PROBLEM STATEMENT:
Reproduce the listing below verbatim.

%%

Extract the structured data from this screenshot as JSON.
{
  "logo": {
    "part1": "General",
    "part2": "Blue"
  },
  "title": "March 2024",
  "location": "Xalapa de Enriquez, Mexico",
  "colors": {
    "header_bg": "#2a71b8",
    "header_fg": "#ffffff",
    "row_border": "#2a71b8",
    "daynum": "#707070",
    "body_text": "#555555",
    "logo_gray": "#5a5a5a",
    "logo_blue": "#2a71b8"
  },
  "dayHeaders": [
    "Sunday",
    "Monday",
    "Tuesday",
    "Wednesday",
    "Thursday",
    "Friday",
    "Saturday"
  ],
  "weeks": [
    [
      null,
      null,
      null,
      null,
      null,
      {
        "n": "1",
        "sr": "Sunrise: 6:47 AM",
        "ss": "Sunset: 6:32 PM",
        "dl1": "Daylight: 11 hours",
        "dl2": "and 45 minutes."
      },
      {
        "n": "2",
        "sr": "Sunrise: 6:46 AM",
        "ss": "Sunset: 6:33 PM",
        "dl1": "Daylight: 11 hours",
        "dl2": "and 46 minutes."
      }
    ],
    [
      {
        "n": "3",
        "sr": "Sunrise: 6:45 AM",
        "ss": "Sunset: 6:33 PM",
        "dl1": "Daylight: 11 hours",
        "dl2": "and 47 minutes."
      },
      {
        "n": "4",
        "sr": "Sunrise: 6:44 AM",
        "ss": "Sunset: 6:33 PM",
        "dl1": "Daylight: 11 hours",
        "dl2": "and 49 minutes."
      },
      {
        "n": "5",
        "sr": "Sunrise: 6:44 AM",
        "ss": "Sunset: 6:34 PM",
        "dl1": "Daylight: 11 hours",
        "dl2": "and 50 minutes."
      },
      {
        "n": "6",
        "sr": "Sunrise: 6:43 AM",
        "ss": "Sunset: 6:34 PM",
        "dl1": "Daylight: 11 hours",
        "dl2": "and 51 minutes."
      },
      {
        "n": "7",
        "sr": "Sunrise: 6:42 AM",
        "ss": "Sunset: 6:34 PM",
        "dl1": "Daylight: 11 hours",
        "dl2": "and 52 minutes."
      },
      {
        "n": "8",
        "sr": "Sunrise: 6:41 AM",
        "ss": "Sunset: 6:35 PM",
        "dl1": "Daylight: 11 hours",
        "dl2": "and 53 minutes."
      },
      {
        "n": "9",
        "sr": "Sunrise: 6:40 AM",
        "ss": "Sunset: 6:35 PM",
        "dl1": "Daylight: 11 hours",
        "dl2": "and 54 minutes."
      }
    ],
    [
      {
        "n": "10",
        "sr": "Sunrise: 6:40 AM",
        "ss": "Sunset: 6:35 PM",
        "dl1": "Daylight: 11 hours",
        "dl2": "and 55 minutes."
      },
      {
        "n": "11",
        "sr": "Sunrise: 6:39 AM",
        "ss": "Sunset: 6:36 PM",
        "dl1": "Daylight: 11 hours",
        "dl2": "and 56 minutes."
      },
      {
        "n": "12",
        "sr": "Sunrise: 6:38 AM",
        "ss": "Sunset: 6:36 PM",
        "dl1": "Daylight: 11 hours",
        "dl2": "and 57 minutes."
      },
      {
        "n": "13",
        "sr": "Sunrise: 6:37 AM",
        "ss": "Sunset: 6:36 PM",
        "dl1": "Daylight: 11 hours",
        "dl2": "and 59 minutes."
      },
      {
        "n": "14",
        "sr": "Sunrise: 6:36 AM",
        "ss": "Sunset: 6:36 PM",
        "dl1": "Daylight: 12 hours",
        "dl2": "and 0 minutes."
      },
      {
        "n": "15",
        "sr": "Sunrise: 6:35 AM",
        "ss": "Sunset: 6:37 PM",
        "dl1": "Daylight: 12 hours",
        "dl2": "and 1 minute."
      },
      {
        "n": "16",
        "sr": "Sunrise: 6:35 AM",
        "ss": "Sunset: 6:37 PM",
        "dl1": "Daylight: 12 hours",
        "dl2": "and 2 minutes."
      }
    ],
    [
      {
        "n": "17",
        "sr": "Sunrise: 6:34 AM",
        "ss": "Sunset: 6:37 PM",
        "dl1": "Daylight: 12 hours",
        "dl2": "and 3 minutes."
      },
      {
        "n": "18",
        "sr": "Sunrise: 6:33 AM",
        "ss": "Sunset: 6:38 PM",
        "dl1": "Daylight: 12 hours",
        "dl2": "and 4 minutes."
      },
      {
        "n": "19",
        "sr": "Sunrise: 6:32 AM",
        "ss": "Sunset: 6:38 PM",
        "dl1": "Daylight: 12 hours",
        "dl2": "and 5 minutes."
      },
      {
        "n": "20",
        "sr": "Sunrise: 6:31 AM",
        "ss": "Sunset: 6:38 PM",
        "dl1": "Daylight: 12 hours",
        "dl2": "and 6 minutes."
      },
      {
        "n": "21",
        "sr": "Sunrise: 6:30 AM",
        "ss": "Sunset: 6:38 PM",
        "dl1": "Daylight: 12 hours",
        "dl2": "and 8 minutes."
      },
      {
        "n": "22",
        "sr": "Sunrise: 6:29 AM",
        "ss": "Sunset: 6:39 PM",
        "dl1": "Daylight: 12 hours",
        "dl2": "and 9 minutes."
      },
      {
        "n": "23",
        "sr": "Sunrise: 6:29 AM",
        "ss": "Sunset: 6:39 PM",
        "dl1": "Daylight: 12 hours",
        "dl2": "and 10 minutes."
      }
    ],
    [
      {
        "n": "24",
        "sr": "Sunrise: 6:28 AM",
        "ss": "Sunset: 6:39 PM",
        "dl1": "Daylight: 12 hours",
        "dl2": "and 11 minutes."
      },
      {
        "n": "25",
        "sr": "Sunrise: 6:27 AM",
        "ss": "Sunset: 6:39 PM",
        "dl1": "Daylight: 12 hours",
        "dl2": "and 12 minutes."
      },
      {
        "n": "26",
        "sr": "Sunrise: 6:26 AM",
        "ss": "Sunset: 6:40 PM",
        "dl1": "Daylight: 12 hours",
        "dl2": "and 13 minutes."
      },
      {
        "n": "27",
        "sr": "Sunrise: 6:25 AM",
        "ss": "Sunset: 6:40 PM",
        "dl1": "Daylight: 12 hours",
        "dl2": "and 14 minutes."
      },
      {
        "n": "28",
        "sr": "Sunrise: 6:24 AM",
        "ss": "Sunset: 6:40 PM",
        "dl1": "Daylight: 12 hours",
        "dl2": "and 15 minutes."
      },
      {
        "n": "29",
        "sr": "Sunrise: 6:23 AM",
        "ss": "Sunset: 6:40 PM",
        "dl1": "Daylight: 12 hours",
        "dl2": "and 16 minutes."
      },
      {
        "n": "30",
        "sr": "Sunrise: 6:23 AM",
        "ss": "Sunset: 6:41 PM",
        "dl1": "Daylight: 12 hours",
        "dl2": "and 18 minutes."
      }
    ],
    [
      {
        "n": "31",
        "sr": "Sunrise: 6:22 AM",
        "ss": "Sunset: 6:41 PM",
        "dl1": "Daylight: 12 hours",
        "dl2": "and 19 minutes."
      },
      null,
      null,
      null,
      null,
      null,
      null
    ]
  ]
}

%%

THE ANSWER:
Extract the structured data from this screenshot as JSON.
{
  "logo": {
    "part1": "General",
    "part2": "Blue"
  },
  "title": "March 2024",
  "location": "Xalapa de Enriquez, Mexico",
  "colors": {
    "header_bg": "#2a71b8",
    "header_fg": "#ffffff",
    "row_border": "#2a71b8",
    "daynum": "#707070",
    "body_text": "#555555",
    "logo_gray": "#5a5a5a",
    "logo_blue": "#2a71b8"
  },
  "dayHeaders": [
    "Sunday",
    "Monday",
    "Tuesday",
    "Wednesday",
    "Thursday",
    "Friday",
    "Saturday"
  ],
  "weeks": [
    [
      null,
      null,
      null,
      null,
      null,
      {
        "n": "1",
        "sr": "Sunrise: 6:47 AM",
        "ss": "Sunset: 6:32 PM",
        "dl1": "Daylight: 11 hours",
        "dl2": "and 45 minutes."
      },
      {
        "n": "2",
        "sr": "Sunrise: 6:46 AM",
        "ss": "Sunset: 6:33 PM",
        "dl1": "Daylight: 11 hours",
        "dl2": "and 46 minutes."
      }
    ],
    [
      {
        "n": "3",
        "sr": "Sunrise: 6:45 AM",
        "ss": "Sunset: 6:33 PM",
        "dl1": "Daylight: 11 hours",
        "dl2": "and 47 minutes."
      },
      {
        "n": "4",
        "sr": "Sunrise: 6:44 AM",
        "ss": "Sunset: 6:33 PM",
        "dl1": "Daylight: 11 hours",
        "dl2": "and 49 minutes."
      },
      {
        "n": "5",
        "sr": "Sunrise: 6:44 AM",
        "ss": "Sunset: 6:34 PM",
        "dl1": "Daylight: 11 hours",
        "dl2": "and 50 minutes."
      },
      {
        "n": "6",
        "sr": "Sunrise: 6:43 AM",
        "ss": "Sunset: 6:34 PM",
        "dl1": "Daylight: 11 hours",
        "dl2": "and 51 minutes."
      },
      {
        "n": "7",
        "sr": "Sunrise: 6:42 AM",
        "ss": "Sunset: 6:34 PM",
        "dl1": "Daylight: 11 hours",
        "dl2": "and 52 minutes."
      },
      {
        "n": "8",
        "sr": "Sunrise: 6:41 AM",
        "ss": "Sunset: 6:35 PM",
        "dl1": "Daylight: 11 hours",
        "dl2": "and 53 minutes."
      },
      {
        "n": "9",
        "sr": "Sunrise: 6:40 AM",
        "ss": "Sunset: 6:35 PM",
        "dl1": "Daylight: 11 hours",
        "dl2": "and 54 minutes."
      }
    ],
    [
      {
        "n": "10",
        "sr": "Sunrise: 6:40 AM",
        "ss": "Sunset: 6:35 PM",
        "dl1": "Daylight: 11 hours",
        "dl2": "and 55 minutes."
      },
      {
        "n": "11",
        "sr": "Sunrise: 6:39 AM",
        "ss": "Sunset: 6:36 PM",
        "dl1": "Daylight: 11 hours",
        "dl2": "and 56 minutes."
      },
      {
        "n": "12",
        "sr": "Sunrise: 6:38 AM",
        "ss": "Sunset: 6:36 PM",
        "dl1": "Daylight: 11 hours",
        "dl2": "and 57 minutes."
      },
      {
        "n": "13",
        "sr": "Sunrise: 6:37 AM",
        "ss": "Sunset: 6:36 PM",
        "dl1": "Daylight: 11 hours",
        "dl2": "and 59 minutes."
      },
      {
        "n": "14",
        "sr": "Sunrise: 6:36 AM",
        "ss": "Sunset: 6:36 PM",
        "dl1": "Daylight: 12 hours",
        "dl2": "and 0 minutes."
      },
      {
        "n": "15",
        "sr": "Sunrise: 6:35 AM",
        "ss": "Sunset: 6:37 PM",
        "dl1": "Daylight: 12 hours",
        "dl2": "and 1 minute."
      },
      {
        "n": "16",
        "sr": "Sunrise: 6:35 AM",
        "ss": "Sunset: 6:37 PM",
        "dl1": "Daylight: 12 hours",
        "dl2": "and 2 minutes."
      }
    ],
    [
      {
        "n": "17",
        "sr": "Sunrise: 6:34 AM",
        "ss": "Sunset: 6:37 PM",
        "dl1": "Daylight: 12 hours",
        "dl2": "and 3 minutes."
      },
      {
        "n": "18",
        "sr": "Sunrise: 6:33 AM",
        "ss": "Sunset: 6:38 PM",
        "dl1": "Daylight: 12 hours",
        "dl2": "and 4 minutes."
      },
      {
        "n": "19",
        "sr": "Sunrise: 6:32 AM",
        "ss": "Sunset: 6:38 PM",
        "dl1": "Daylight: 12 hours",
        "dl2": "and 5 minutes."
      },
      {
        "n": "20",
        "sr": "Sunrise: 6:31 AM",
        "ss": "Sunset: 6:38 PM",
        "dl1": "Daylight: 12 hours",
        "dl2": "and 6 minutes."
      },
      {
        "n": "21",
        "sr": "Sunrise: 6:30 AM",
        "ss": "Sunset: 6:38 PM",
        "dl1": "Daylight: 12 hours",
        "dl2": "and 8 minutes."
      },
      {
        "n": "22",
        "sr": "Sunrise: 6:29 AM",
        "ss": "Sunset: 6:39 PM",
        "dl1": "Daylight: 12 hours",
        "dl2": "and 9 minutes."
      },
      {
        "n": "23",
        "sr": "Sunrise: 6:29 AM",
        "ss": "Sunset: 6:39 PM",
        "dl1": "Daylight: 12 hours",
        "dl2": "and 10 minutes."
      }
    ],
    [
      {
        "n": "24",
        "sr": "Sunrise: 6:28 AM",
        "ss": "Sunset: 6:39 PM",
        "dl1": "Daylight: 12 hours",
        "dl2": "and 11 minutes."
      },
      {
        "n": "25",
        "sr": "Sunrise: 6:27 AM",
        "ss": "Sunset: 6:39 PM",
        "dl1": "Daylight: 12 hours",
        "dl2": "and 12 minutes."
      },
      {
        "n": "26",
        "sr": "Sunrise: 6:26 AM",
        "ss": "Sunset: 6:40 PM",
        "dl1": "Daylight: 12 hours",
        "dl2": "and 13 minutes."
      },
      {
        "n": "27",
        "sr": "Sunrise: 6:25 AM",
        "ss": "Sunset: 6:40 PM",
        "dl1": "Daylight: 12 hours",
        "dl2": "and 14 minutes."
      },
      {
        "n": "28",
        "sr": "Sunrise: 6:24 AM",
        "ss": "Sunset: 6:40 PM",
        "dl1": "Daylight: 12 hours",
        "dl2": "and 15 minutes."
      },
      {
        "n": "29",
        "sr": "Sunrise: 6:23 AM",
        "ss": "Sunset: 6:40 PM",
        "dl1": "Daylight: 12 hours",
        "dl2": "and 16 minutes."
      },
      {
        "n": "30",
        "sr": "Sunrise: 6:23 AM",
        "ss": "Sunset: 6:41 PM",
        "dl1": "Daylight: 12 hours",
        "dl2": "and 18 minutes."
      }
    ],
    [
      {
        "n": "31",
        "sr": "Sunrise: 6:22 AM",
        "ss": "Sunset: 6:41 PM",
        "dl1": "Daylight: 12 hours",
        "dl2": "and 19 minutes."
      },
      null,
      null,
      null,
      null,
      null,
      null
    ]
  ]
}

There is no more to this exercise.